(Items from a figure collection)
[start]

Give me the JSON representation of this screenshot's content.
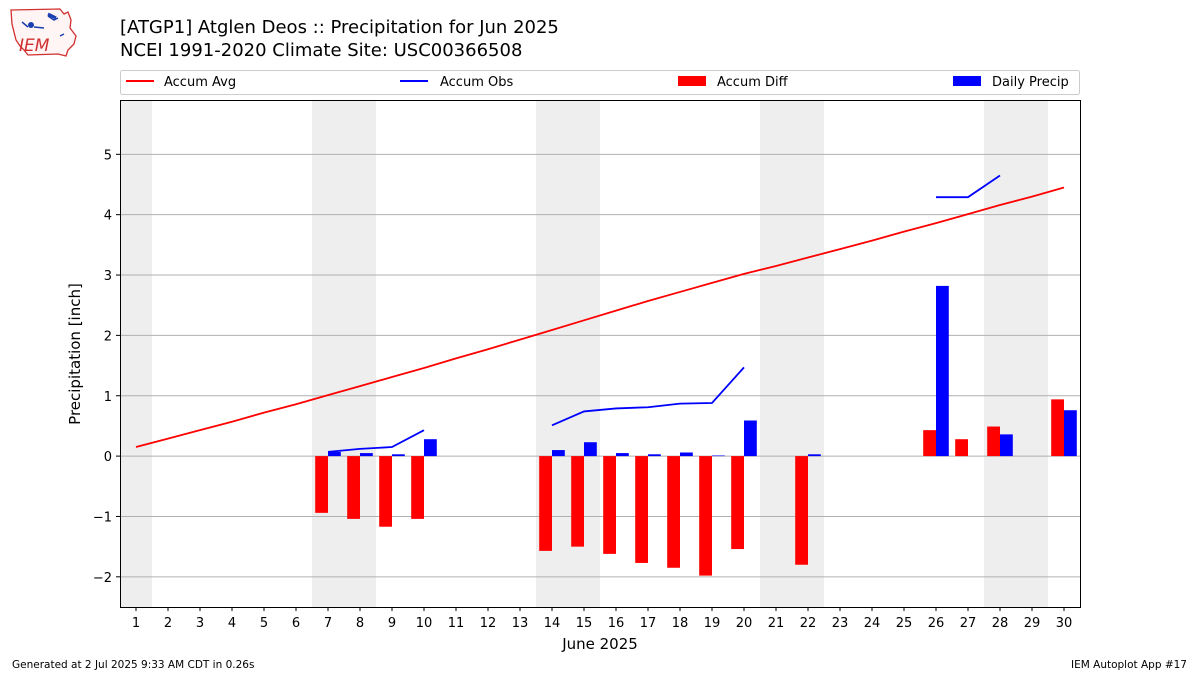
{
  "header": {
    "title_line1": "[ATGP1] Atglen Deos :: Precipitation for Jun 2025",
    "title_line2": "NCEI 1991-2020 Climate Site: USC00366508",
    "logo_text": "IEM"
  },
  "footer": {
    "generated": "Generated at 2 Jul 2025 9:33 AM CDT in 0.26s",
    "app": "IEM Autoplot App #17"
  },
  "colors": {
    "accum_avg": "#ff0000",
    "accum_obs": "#0000ff",
    "accum_diff": "#ff0000",
    "daily_precip": "#0000ff",
    "weekend_shade": "#eeeeee",
    "grid": "#b0b0b0"
  },
  "chart_data": {
    "type": "bar",
    "xlabel": "June 2025",
    "ylabel": "Precipitation [inch]",
    "ylim": [
      -2.5,
      5.9
    ],
    "xlim": [
      0.5,
      30.5
    ],
    "yticks": [
      -2,
      -1,
      0,
      1,
      2,
      3,
      4,
      5
    ],
    "ytick_labels": [
      "−2",
      "−1",
      "0",
      "1",
      "2",
      "3",
      "4",
      "5"
    ],
    "x": [
      1,
      2,
      3,
      4,
      5,
      6,
      7,
      8,
      9,
      10,
      11,
      12,
      13,
      14,
      15,
      16,
      17,
      18,
      19,
      20,
      21,
      22,
      23,
      24,
      25,
      26,
      27,
      28,
      29,
      30
    ],
    "x_tick_labels": [
      "1",
      "2",
      "3",
      "4",
      "5",
      "6",
      "7",
      "8",
      "9",
      "10",
      "11",
      "12",
      "13",
      "14",
      "15",
      "16",
      "17",
      "18",
      "19",
      "20",
      "21",
      "22",
      "23",
      "24",
      "25",
      "26",
      "27",
      "28",
      "29",
      "30"
    ],
    "weekend_days": [
      1,
      7,
      8,
      14,
      15,
      21,
      22,
      28,
      29
    ],
    "grid": "y",
    "legend": {
      "placement": "top",
      "entries": [
        {
          "label": "Accum Avg",
          "kind": "line",
          "color": "#ff0000"
        },
        {
          "label": "Accum Obs",
          "kind": "line",
          "color": "#0000ff"
        },
        {
          "label": "Accum Diff",
          "kind": "bar",
          "color": "#ff0000"
        },
        {
          "label": "Daily Precip",
          "kind": "bar",
          "color": "#0000ff"
        }
      ]
    },
    "series": [
      {
        "name": "Accum Avg",
        "kind": "line",
        "color": "#ff0000",
        "values": [
          0.15,
          0.29,
          0.43,
          0.57,
          0.72,
          0.86,
          1.01,
          1.16,
          1.31,
          1.46,
          1.62,
          1.77,
          1.93,
          2.09,
          2.25,
          2.41,
          2.57,
          2.72,
          2.87,
          3.02,
          3.15,
          3.29,
          3.43,
          3.57,
          3.72,
          3.86,
          4.01,
          4.16,
          4.3,
          4.45
        ]
      },
      {
        "name": "Accum Obs",
        "kind": "line",
        "color": "#0000ff",
        "values": [
          null,
          null,
          null,
          null,
          null,
          null,
          0.07,
          0.12,
          0.15,
          0.43,
          null,
          null,
          null,
          0.51,
          0.74,
          0.79,
          0.81,
          0.87,
          0.88,
          1.47,
          null,
          null,
          null,
          null,
          null,
          4.29,
          4.29,
          4.65,
          null,
          null
        ]
      },
      {
        "name": "Accum Diff",
        "kind": "bar",
        "color": "#ff0000",
        "values": [
          null,
          null,
          null,
          null,
          null,
          null,
          -0.94,
          -1.04,
          -1.17,
          -1.04,
          null,
          null,
          null,
          -1.57,
          -1.5,
          -1.62,
          -1.77,
          -1.85,
          -1.98,
          -1.54,
          null,
          -1.8,
          null,
          null,
          null,
          0.43,
          0.28,
          0.49,
          null,
          0.94
        ]
      },
      {
        "name": "Daily Precip",
        "kind": "bar",
        "color": "#0000ff",
        "values": [
          null,
          null,
          null,
          null,
          null,
          null,
          0.07,
          0.05,
          0.03,
          0.28,
          null,
          null,
          null,
          0.1,
          0.23,
          0.05,
          0.03,
          0.06,
          0.01,
          0.59,
          null,
          0.03,
          null,
          null,
          null,
          2.82,
          null,
          0.36,
          null,
          0.76
        ]
      }
    ]
  }
}
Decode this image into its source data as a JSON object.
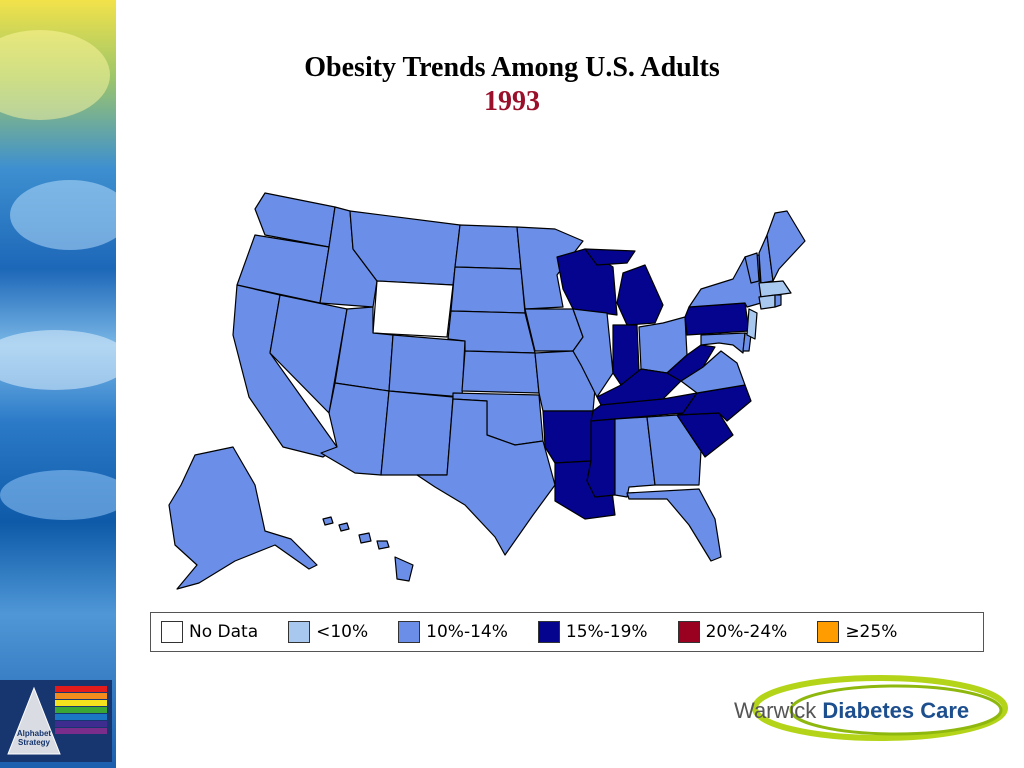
{
  "title": "Obesity Trends Among U.S. Adults",
  "year": "1993",
  "colors": {
    "no_data": "#ffffff",
    "lt10": "#a9c8f0",
    "10_14": "#6b8fe8",
    "15_19": "#04048f",
    "20_24": "#9a0020",
    "ge25": "#ff9c00",
    "title_year": "#9a0f2a"
  },
  "legend": [
    {
      "label": "No Data",
      "color": "#ffffff"
    },
    {
      "label": "<10%",
      "color": "#a9c8f0"
    },
    {
      "label": "10%-14%",
      "color": "#6b8fe8"
    },
    {
      "label": "15%-19%",
      "color": "#04048f"
    },
    {
      "label": "20%-24%",
      "color": "#9a0020"
    },
    {
      "label": "≥25%",
      "color": "#ff9c00"
    }
  ],
  "map": {
    "region": "United States",
    "categories_by_state": {
      "no_data": [
        "Wyoming"
      ],
      "lt10": [
        "Massachusetts",
        "New Jersey",
        "Connecticut"
      ],
      "15_19": [
        "Wisconsin",
        "Michigan",
        "Indiana",
        "Kentucky",
        "Tennessee",
        "West Virginia",
        "Pennsylvania",
        "North Carolina",
        "South Carolina",
        "Arkansas",
        "Louisiana",
        "Mississippi"
      ],
      "10_14": [
        "Washington",
        "Oregon",
        "California",
        "Nevada",
        "Idaho",
        "Montana",
        "Utah",
        "Arizona",
        "Colorado",
        "New Mexico",
        "North Dakota",
        "South Dakota",
        "Nebraska",
        "Kansas",
        "Oklahoma",
        "Texas",
        "Minnesota",
        "Iowa",
        "Missouri",
        "Illinois",
        "Ohio",
        "Alabama",
        "Georgia",
        "Florida",
        "Virginia",
        "Maryland",
        "Delaware",
        "New York",
        "Vermont",
        "New Hampshire",
        "Maine",
        "Rhode Island",
        "Alaska",
        "Hawaii"
      ]
    }
  },
  "brand": {
    "word1": "Warwick",
    "word2": "Diabetes Care"
  },
  "badge": {
    "line1": "Alphabet",
    "line2": "Strategy"
  }
}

[end]

> [Given instruction]:
Leaving the pictures aside, transcribe the entire listing exactly.

> [Written answer]:
Give me the JSON representation of this screenshot's content.
{
  "header": {
    "title_line1": "[ATGP1] Atglen Deos :: Precipitation for Jun 2025",
    "title_line2": "NCEI 1991-2020 Climate Site: USC00366508",
    "logo_text": "IEM"
  },
  "footer": {
    "generated": "Generated at 2 Jul 2025 9:33 AM CDT in 0.26s",
    "app": "IEM Autoplot App #17"
  },
  "colors": {
    "accum_avg": "#ff0000",
    "accum_obs": "#0000ff",
    "accum_diff": "#ff0000",
    "daily_precip": "#0000ff",
    "weekend_shade": "#eeeeee",
    "grid": "#b0b0b0"
  },
  "chart_data": {
    "type": "bar",
    "xlabel": "June 2025",
    "ylabel": "Precipitation [inch]",
    "ylim": [
      -2.5,
      5.9
    ],
    "xlim": [
      0.5,
      30.5
    ],
    "yticks": [
      -2,
      -1,
      0,
      1,
      2,
      3,
      4,
      5
    ],
    "ytick_labels": [
      "−2",
      "−1",
      "0",
      "1",
      "2",
      "3",
      "4",
      "5"
    ],
    "x": [
      1,
      2,
      3,
      4,
      5,
      6,
      7,
      8,
      9,
      10,
      11,
      12,
      13,
      14,
      15,
      16,
      17,
      18,
      19,
      20,
      21,
      22,
      23,
      24,
      25,
      26,
      27,
      28,
      29,
      30
    ],
    "x_tick_labels": [
      "1",
      "2",
      "3",
      "4",
      "5",
      "6",
      "7",
      "8",
      "9",
      "10",
      "11",
      "12",
      "13",
      "14",
      "15",
      "16",
      "17",
      "18",
      "19",
      "20",
      "21",
      "22",
      "23",
      "24",
      "25",
      "26",
      "27",
      "28",
      "29",
      "30"
    ],
    "weekend_days": [
      1,
      7,
      8,
      14,
      15,
      21,
      22,
      28,
      29
    ],
    "grid": "y",
    "legend": {
      "placement": "top",
      "entries": [
        {
          "label": "Accum Avg",
          "kind": "line",
          "color": "#ff0000"
        },
        {
          "label": "Accum Obs",
          "kind": "line",
          "color": "#0000ff"
        },
        {
          "label": "Accum Diff",
          "kind": "bar",
          "color": "#ff0000"
        },
        {
          "label": "Daily Precip",
          "kind": "bar",
          "color": "#0000ff"
        }
      ]
    },
    "series": [
      {
        "name": "Accum Avg",
        "kind": "line",
        "color": "#ff0000",
        "values": [
          0.15,
          0.29,
          0.43,
          0.57,
          0.72,
          0.86,
          1.01,
          1.16,
          1.31,
          1.46,
          1.62,
          1.77,
          1.93,
          2.09,
          2.25,
          2.41,
          2.57,
          2.72,
          2.87,
          3.02,
          3.15,
          3.29,
          3.43,
          3.57,
          3.72,
          3.86,
          4.01,
          4.16,
          4.3,
          4.45
        ]
      },
      {
        "name": "Accum Obs",
        "kind": "line",
        "color": "#0000ff",
        "values": [
          null,
          null,
          null,
          null,
          null,
          null,
          0.07,
          0.12,
          0.15,
          0.43,
          null,
          null,
          null,
          0.51,
          0.74,
          0.79,
          0.81,
          0.87,
          0.88,
          1.47,
          null,
          null,
          null,
          null,
          null,
          4.29,
          4.29,
          4.65,
          null,
          null
        ]
      },
      {
        "name": "Accum Diff",
        "kind": "bar",
        "color": "#ff0000",
        "values": [
          null,
          null,
          null,
          null,
          null,
          null,
          -0.94,
          -1.04,
          -1.17,
          -1.04,
          null,
          null,
          null,
          -1.57,
          -1.5,
          -1.62,
          -1.77,
          -1.85,
          -1.98,
          -1.54,
          null,
          -1.8,
          null,
          null,
          null,
          0.43,
          0.28,
          0.49,
          null,
          0.94
        ]
      },
      {
        "name": "Daily Precip",
        "kind": "bar",
        "color": "#0000ff",
        "values": [
          null,
          null,
          null,
          null,
          null,
          null,
          0.07,
          0.05,
          0.03,
          0.28,
          null,
          null,
          null,
          0.1,
          0.23,
          0.05,
          0.03,
          0.06,
          0.01,
          0.59,
          null,
          0.03,
          null,
          null,
          null,
          2.82,
          null,
          0.36,
          null,
          0.76
        ]
      }
    ]
  }
}
Decode this image into its source data as a JSON object.
{
  "title": "Obesity Trends Among U.S. Adults",
  "year": "1993",
  "colors": {
    "no_data": "#ffffff",
    "lt10": "#a9c8f0",
    "10_14": "#6b8fe8",
    "15_19": "#04048f",
    "20_24": "#9a0020",
    "ge25": "#ff9c00",
    "title_year": "#9a0f2a"
  },
  "legend": [
    {
      "label": "No Data",
      "color": "#ffffff"
    },
    {
      "label": "<10%",
      "color": "#a9c8f0"
    },
    {
      "label": "10%-14%",
      "color": "#6b8fe8"
    },
    {
      "label": "15%-19%",
      "color": "#04048f"
    },
    {
      "label": "20%-24%",
      "color": "#9a0020"
    },
    {
      "label": "≥25%",
      "color": "#ff9c00"
    }
  ],
  "map": {
    "region": "United States",
    "categories_by_state": {
      "no_data": [
        "Wyoming"
      ],
      "lt10": [
        "Massachusetts",
        "New Jersey",
        "Connecticut"
      ],
      "15_19": [
        "Wisconsin",
        "Michigan",
        "Indiana",
        "Kentucky",
        "Tennessee",
        "West Virginia",
        "Pennsylvania",
        "North Carolina",
        "South Carolina",
        "Arkansas",
        "Louisiana",
        "Mississippi"
      ],
      "10_14": [
        "Washington",
        "Oregon",
        "California",
        "Nevada",
        "Idaho",
        "Montana",
        "Utah",
        "Arizona",
        "Colorado",
        "New Mexico",
        "North Dakota",
        "South Dakota",
        "Nebraska",
        "Kansas",
        "Oklahoma",
        "Texas",
        "Minnesota",
        "Iowa",
        "Missouri",
        "Illinois",
        "Ohio",
        "Alabama",
        "Georgia",
        "Florida",
        "Virginia",
        "Maryland",
        "Delaware",
        "New York",
        "Vermont",
        "New Hampshire",
        "Maine",
        "Rhode Island",
        "Alaska",
        "Hawaii"
      ]
    }
  },
  "brand": {
    "word1": "Warwick",
    "word2": "Diabetes Care"
  },
  "badge": {
    "line1": "Alphabet",
    "line2": "Strategy"
  }
}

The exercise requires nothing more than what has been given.